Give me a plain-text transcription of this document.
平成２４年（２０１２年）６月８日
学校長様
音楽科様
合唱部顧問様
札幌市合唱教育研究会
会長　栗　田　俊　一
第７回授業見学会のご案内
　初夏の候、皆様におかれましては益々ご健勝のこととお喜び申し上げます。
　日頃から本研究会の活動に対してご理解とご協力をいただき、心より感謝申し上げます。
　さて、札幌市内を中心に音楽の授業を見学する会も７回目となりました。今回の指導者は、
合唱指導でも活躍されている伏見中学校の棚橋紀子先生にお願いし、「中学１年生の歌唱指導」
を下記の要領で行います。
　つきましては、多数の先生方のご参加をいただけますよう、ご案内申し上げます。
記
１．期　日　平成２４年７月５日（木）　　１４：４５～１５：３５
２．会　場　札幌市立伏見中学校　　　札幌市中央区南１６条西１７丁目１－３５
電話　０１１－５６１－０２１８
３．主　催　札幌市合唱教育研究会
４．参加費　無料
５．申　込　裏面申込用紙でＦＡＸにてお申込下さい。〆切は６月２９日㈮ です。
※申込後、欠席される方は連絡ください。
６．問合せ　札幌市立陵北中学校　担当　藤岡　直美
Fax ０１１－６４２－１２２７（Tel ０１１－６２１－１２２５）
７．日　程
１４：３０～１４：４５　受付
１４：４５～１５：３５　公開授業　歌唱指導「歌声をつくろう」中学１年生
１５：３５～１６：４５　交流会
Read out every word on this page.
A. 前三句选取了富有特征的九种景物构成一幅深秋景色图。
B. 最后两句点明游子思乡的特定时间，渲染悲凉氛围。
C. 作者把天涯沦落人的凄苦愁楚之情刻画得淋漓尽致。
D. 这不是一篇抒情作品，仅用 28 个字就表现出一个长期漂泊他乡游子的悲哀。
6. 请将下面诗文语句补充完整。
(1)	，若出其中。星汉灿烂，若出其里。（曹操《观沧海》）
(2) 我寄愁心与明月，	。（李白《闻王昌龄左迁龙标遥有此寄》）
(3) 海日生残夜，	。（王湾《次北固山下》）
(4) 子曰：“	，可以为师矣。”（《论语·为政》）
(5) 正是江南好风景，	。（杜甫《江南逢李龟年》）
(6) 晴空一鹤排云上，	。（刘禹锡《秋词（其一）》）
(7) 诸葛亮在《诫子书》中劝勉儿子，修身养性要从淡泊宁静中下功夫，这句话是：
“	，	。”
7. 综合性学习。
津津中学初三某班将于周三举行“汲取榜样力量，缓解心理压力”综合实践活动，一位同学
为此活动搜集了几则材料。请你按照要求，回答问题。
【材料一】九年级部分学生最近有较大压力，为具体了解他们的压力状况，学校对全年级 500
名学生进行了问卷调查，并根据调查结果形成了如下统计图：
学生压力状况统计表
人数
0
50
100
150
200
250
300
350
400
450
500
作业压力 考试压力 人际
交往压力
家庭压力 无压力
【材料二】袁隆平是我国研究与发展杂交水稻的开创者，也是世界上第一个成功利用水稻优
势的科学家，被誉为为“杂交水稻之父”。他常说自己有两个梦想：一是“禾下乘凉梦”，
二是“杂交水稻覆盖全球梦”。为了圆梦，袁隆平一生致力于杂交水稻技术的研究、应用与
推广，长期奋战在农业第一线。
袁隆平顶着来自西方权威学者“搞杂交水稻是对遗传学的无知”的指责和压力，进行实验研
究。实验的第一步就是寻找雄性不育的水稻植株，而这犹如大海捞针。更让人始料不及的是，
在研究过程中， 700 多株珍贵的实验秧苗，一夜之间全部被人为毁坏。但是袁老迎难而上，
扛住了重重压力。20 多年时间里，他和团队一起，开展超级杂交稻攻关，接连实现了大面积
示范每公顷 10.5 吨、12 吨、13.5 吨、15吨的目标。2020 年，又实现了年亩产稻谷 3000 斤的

▸ Goal
In the entries above, identify each line that includes the string "this", then copy it.

▸ Answer to the task
Give me a plain-text transcription of this document.
Read out every word on this page.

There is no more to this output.